**Problem statement**
Find each line containing the string "name" and return it.

Dataset records on visual material:
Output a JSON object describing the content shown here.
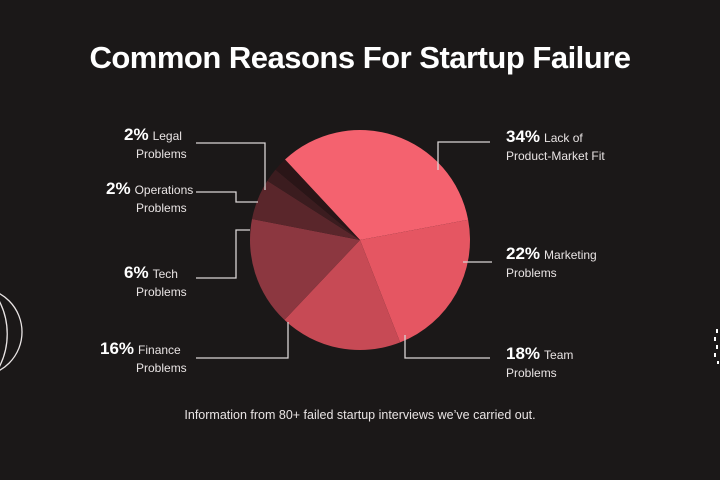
{
  "page": {
    "title": "Common Reasons For Startup Failure",
    "footnote": "Information from 80+ failed startup interviews we’ve carried out."
  },
  "chart_data": {
    "type": "pie",
    "title": "Common Reasons For Startup Failure",
    "slices": [
      {
        "pct_label": "34%",
        "label_line1": "Lack of",
        "label_line2": "Product-Market Fit",
        "value": 34,
        "color": "#f4626f"
      },
      {
        "pct_label": "22%",
        "label_line1": "Marketing",
        "label_line2": "Problems",
        "value": 22,
        "color": "#e55662"
      },
      {
        "pct_label": "18%",
        "label_line1": "Team",
        "label_line2": "Problems",
        "value": 18,
        "color": "#c74a55"
      },
      {
        "pct_label": "16%",
        "label_line1": "Finance",
        "label_line2": "Problems",
        "value": 16,
        "color": "#8c3740"
      },
      {
        "pct_label": "6%",
        "label_line1": "Tech",
        "label_line2": "Problems",
        "value": 6,
        "color": "#5a262b"
      },
      {
        "pct_label": "2%",
        "label_line1": "Operations",
        "label_line2": "Problems",
        "value": 2,
        "color": "#3b1c1f"
      },
      {
        "pct_label": "2%",
        "label_line1": "Legal",
        "label_line2": "Problems",
        "value": 2,
        "color": "#2a1517"
      }
    ],
    "colors": {
      "background": "#1b1818",
      "leader_line": "#d9d4d4"
    }
  }
}
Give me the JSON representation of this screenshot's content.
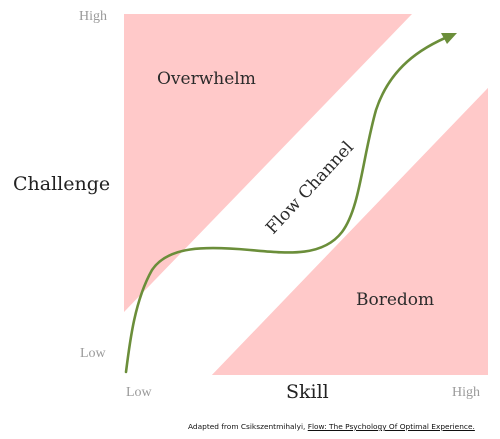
{
  "diagram": {
    "y_axis": {
      "title": "Challenge",
      "high": "High",
      "low": "Low"
    },
    "x_axis": {
      "title": "Skill",
      "low": "Low",
      "high": "High"
    },
    "zones": {
      "overwhelm": "Overwhelm",
      "flow_channel": "Flow Channel",
      "boredom": "Boredom"
    },
    "colors": {
      "zone_fill": "#ffc9c9",
      "channel_fill": "#ffffff",
      "curve": "#6b8e3a",
      "axis_text": "#9a9a9a"
    }
  },
  "credit": {
    "prefix": "Adapted from Csikszentmihalyi, ",
    "book": "Flow: The Psychology Of Optimal Experience."
  }
}
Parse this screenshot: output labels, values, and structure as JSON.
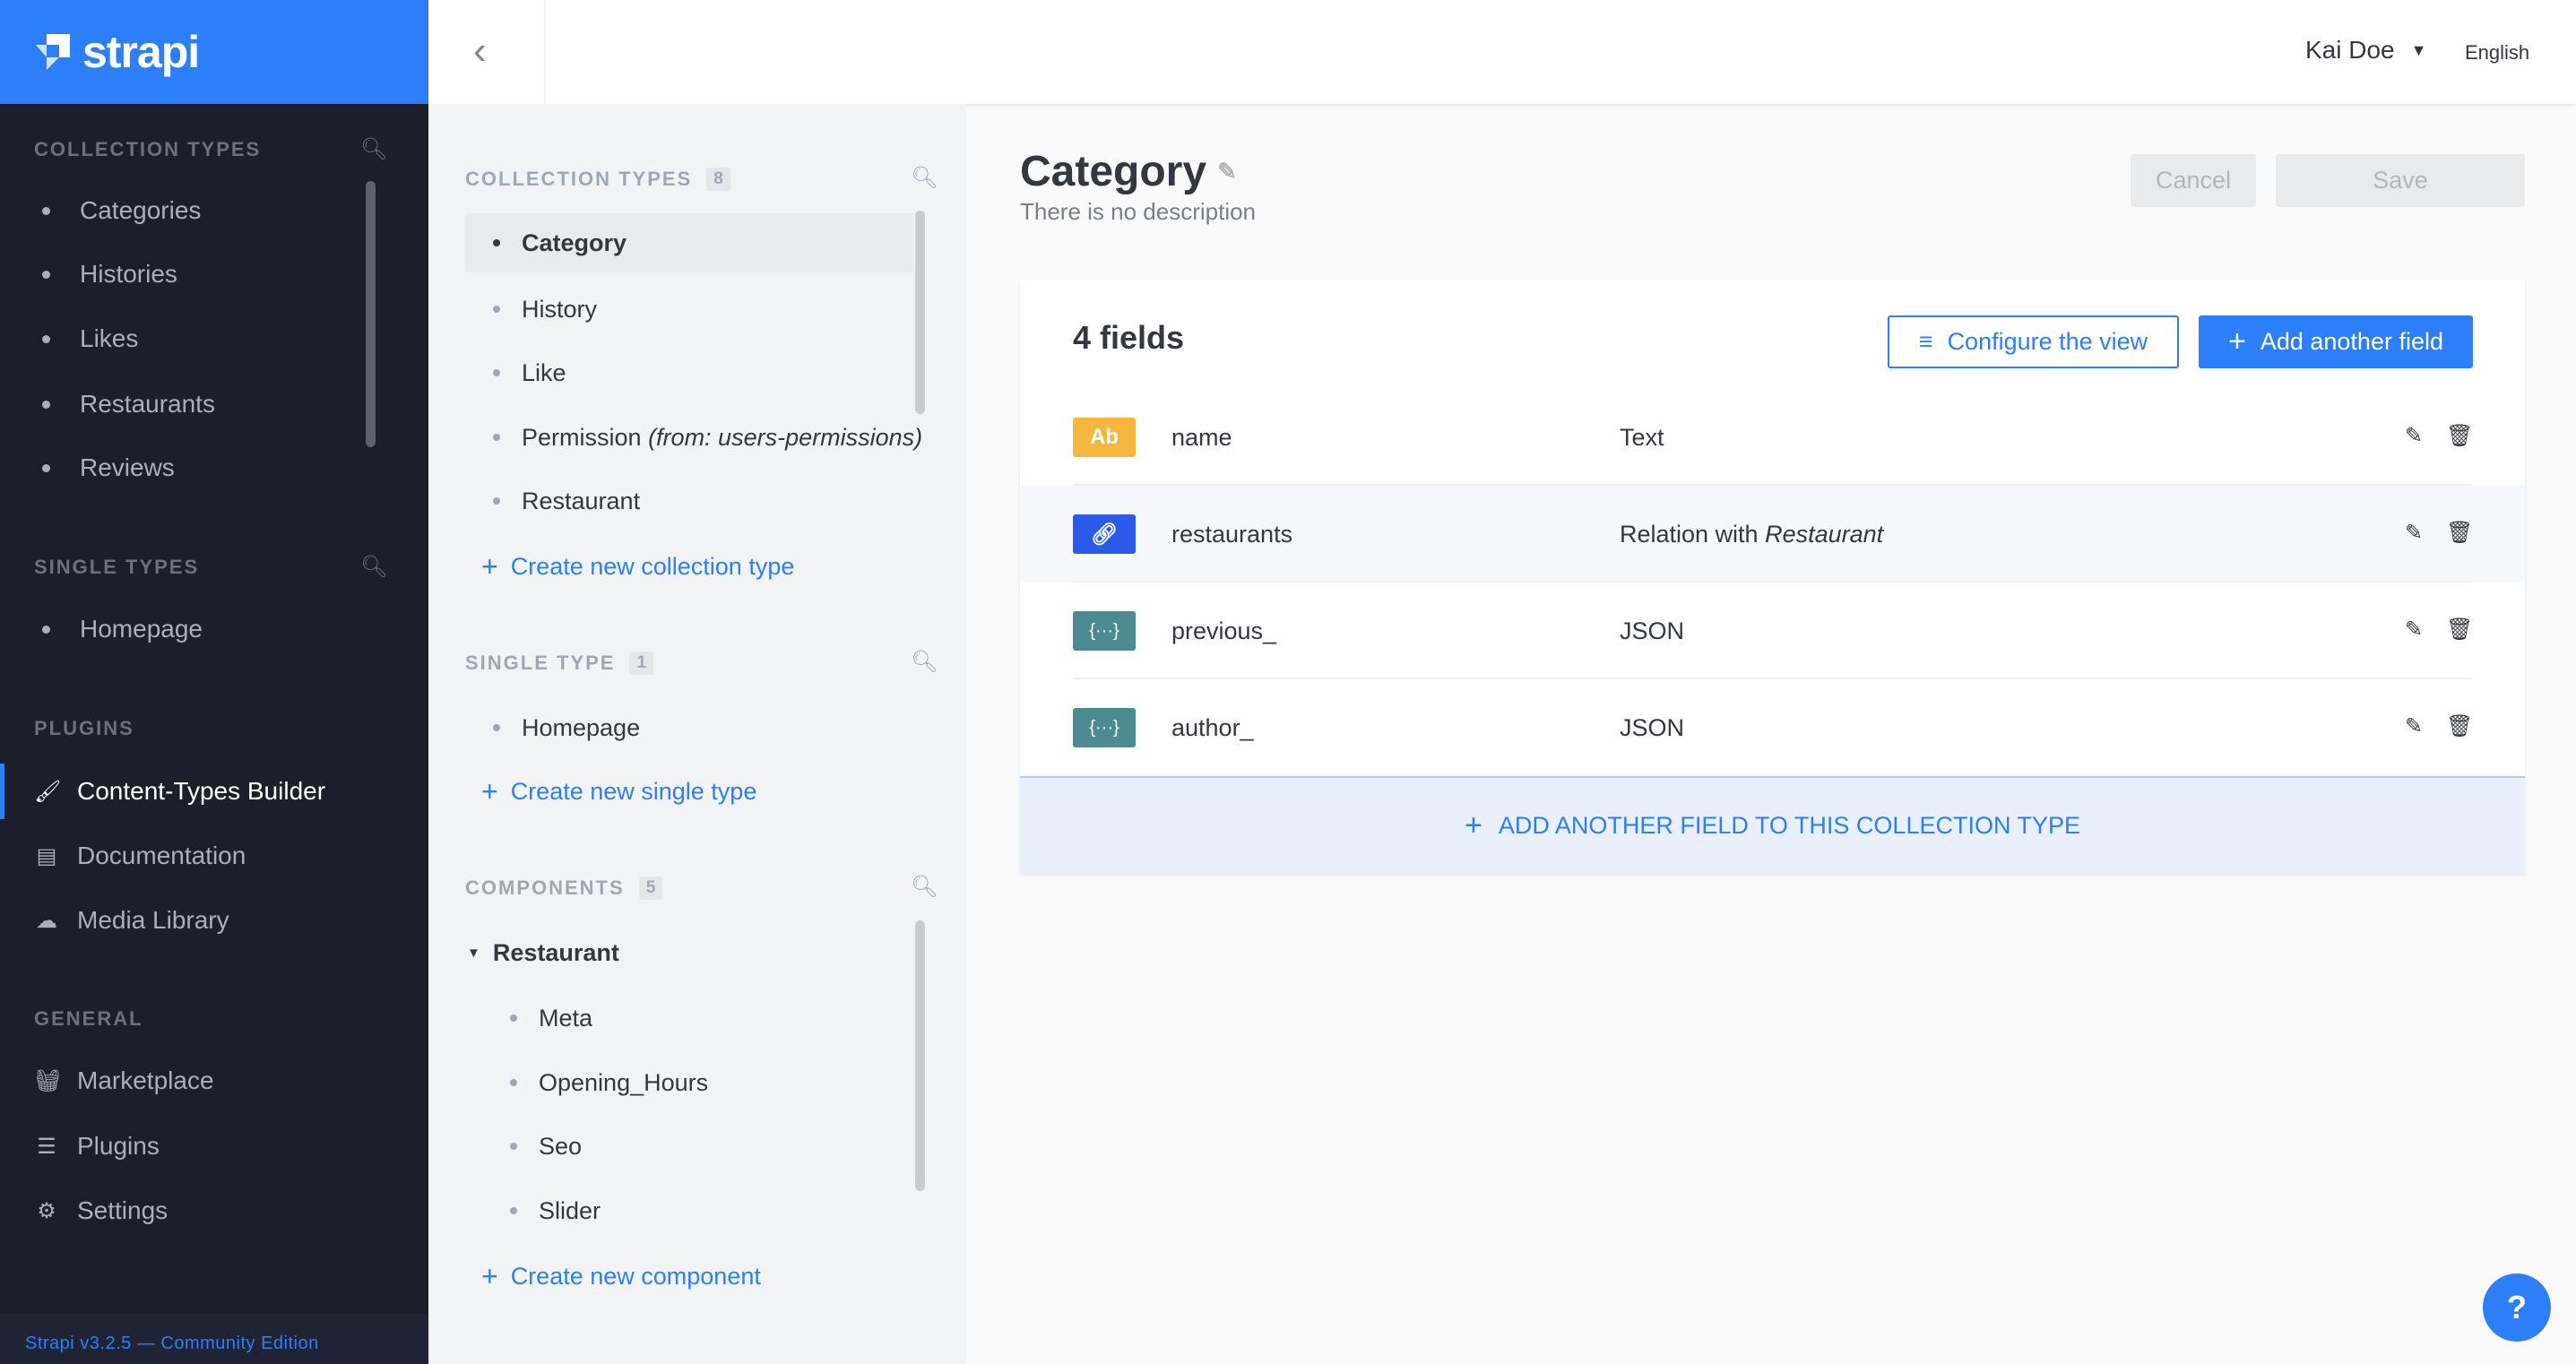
{
  "brand": {
    "name": "strapi",
    "logo_color": "#2d7ff9"
  },
  "leftnav": {
    "collection_types": {
      "title": "COLLECTION TYPES",
      "items": [
        "Categories",
        "Histories",
        "Likes",
        "Restaurants",
        "Reviews"
      ]
    },
    "single_types": {
      "title": "SINGLE TYPES",
      "items": [
        "Homepage"
      ]
    },
    "plugins": {
      "title": "PLUGINS",
      "items": [
        {
          "label": "Content-Types Builder",
          "icon": "paintbrush-icon",
          "active": true
        },
        {
          "label": "Documentation",
          "icon": "book-icon"
        },
        {
          "label": "Media Library",
          "icon": "cloud-upload-icon"
        }
      ]
    },
    "general": {
      "title": "GENERAL",
      "items": [
        {
          "label": "Marketplace",
          "icon": "basket-icon"
        },
        {
          "label": "Plugins",
          "icon": "list-icon"
        },
        {
          "label": "Settings",
          "icon": "gear-icon"
        }
      ]
    },
    "footer": "Strapi v3.2.5 — Community Edition"
  },
  "header": {
    "user": "Kai Doe",
    "language": "English"
  },
  "builder_nav": {
    "collection_types": {
      "title": "COLLECTION TYPES",
      "count": "8",
      "items": [
        "Category",
        "History",
        "Like",
        "Restaurant"
      ],
      "permission": "Permission",
      "permission_from": "(from: users-permissions)",
      "create": "Create new collection type",
      "selected": "Category"
    },
    "single_type": {
      "title": "SINGLE TYPE",
      "count": "1",
      "items": [
        "Homepage"
      ],
      "create": "Create new single type"
    },
    "components": {
      "title": "COMPONENTS",
      "count": "5",
      "category": "Restaurant",
      "items": [
        "Meta",
        "Opening_Hours",
        "Seo",
        "Slider"
      ],
      "create": "Create new component"
    }
  },
  "main": {
    "title": "Category",
    "description": "There is no description",
    "cancel": "Cancel",
    "save": "Save",
    "fields_count": "4 fields",
    "configure": "Configure the view",
    "add_field": "Add another field",
    "fields": [
      {
        "name": "name",
        "type": "Text",
        "icon": "Ab",
        "color": "#f6b73f"
      },
      {
        "name": "restaurants",
        "type": "Relation with ",
        "type_italic": "Restaurant",
        "icon": "link-icon",
        "color": "#2b5ae8"
      },
      {
        "name": "previous_",
        "type": "JSON",
        "icon": "{···}",
        "color": "#4d8b92"
      },
      {
        "name": "author_",
        "type": "JSON",
        "icon": "{···}",
        "color": "#4d8b92"
      }
    ],
    "add_to_type": "ADD ANOTHER FIELD TO THIS COLLECTION TYPE"
  },
  "help": "?"
}
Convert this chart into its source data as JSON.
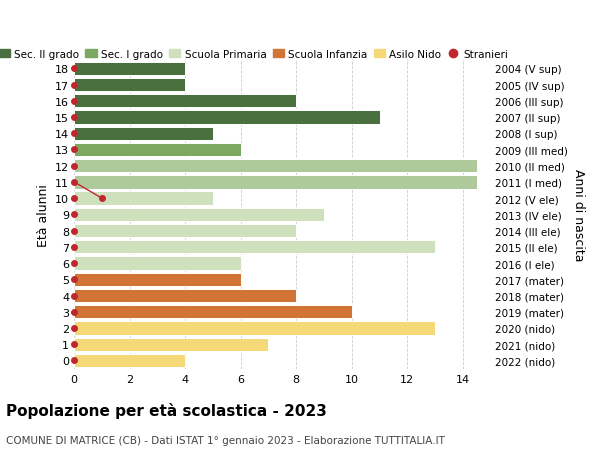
{
  "ages": [
    18,
    17,
    16,
    15,
    14,
    13,
    12,
    11,
    10,
    9,
    8,
    7,
    6,
    5,
    4,
    3,
    2,
    1,
    0
  ],
  "years": [
    "2004 (V sup)",
    "2005 (IV sup)",
    "2006 (III sup)",
    "2007 (II sup)",
    "2008 (I sup)",
    "2009 (III med)",
    "2010 (II med)",
    "2011 (I med)",
    "2012 (V ele)",
    "2013 (IV ele)",
    "2014 (III ele)",
    "2015 (II ele)",
    "2016 (I ele)",
    "2017 (mater)",
    "2018 (mater)",
    "2019 (mater)",
    "2020 (nido)",
    "2021 (nido)",
    "2022 (nido)"
  ],
  "values": [
    4,
    4,
    8,
    11,
    5,
    6,
    14.5,
    14.5,
    5,
    9,
    8,
    13,
    6,
    6,
    8,
    10,
    13,
    7,
    4
  ],
  "bar_colors": [
    "#4a7040",
    "#4a7040",
    "#4a7040",
    "#4a7040",
    "#4a7040",
    "#7da862",
    "#aec99a",
    "#aec99a",
    "#cfe0bc",
    "#cfe0bc",
    "#cfe0bc",
    "#cfe0bc",
    "#cfe0bc",
    "#d07535",
    "#d07535",
    "#d07535",
    "#f5d878",
    "#f5d878",
    "#f5d878"
  ],
  "stranieri_ages": [
    10
  ],
  "stranieri_values": [
    1
  ],
  "title": "Popolazione per età scolastica - 2023",
  "subtitle": "COMUNE DI MATRICE (CB) - Dati ISTAT 1° gennaio 2023 - Elaborazione TUTTITALIA.IT",
  "ylabel_left": "Età alunni",
  "ylabel_right": "Anni di nascita",
  "xlim": [
    0,
    15
  ],
  "ylim": [
    -0.55,
    18.55
  ],
  "xticks": [
    0,
    2,
    4,
    6,
    8,
    10,
    12,
    14
  ],
  "legend_labels": [
    "Sec. II grado",
    "Sec. I grado",
    "Scuola Primaria",
    "Scuola Infanzia",
    "Asilo Nido",
    "Stranieri"
  ],
  "legend_colors": [
    "#4a7040",
    "#7da862",
    "#cfe0bc",
    "#d07535",
    "#f5d878",
    "#c0272d"
  ],
  "background_color": "#ffffff",
  "grid_color": "#cccccc",
  "red_dot_color": "#c0272d"
}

**Expected output**
    "name": "strapi",
        "name": "name",
        "name": "restaurants",
        "name": "previous_",
        "name": "author_",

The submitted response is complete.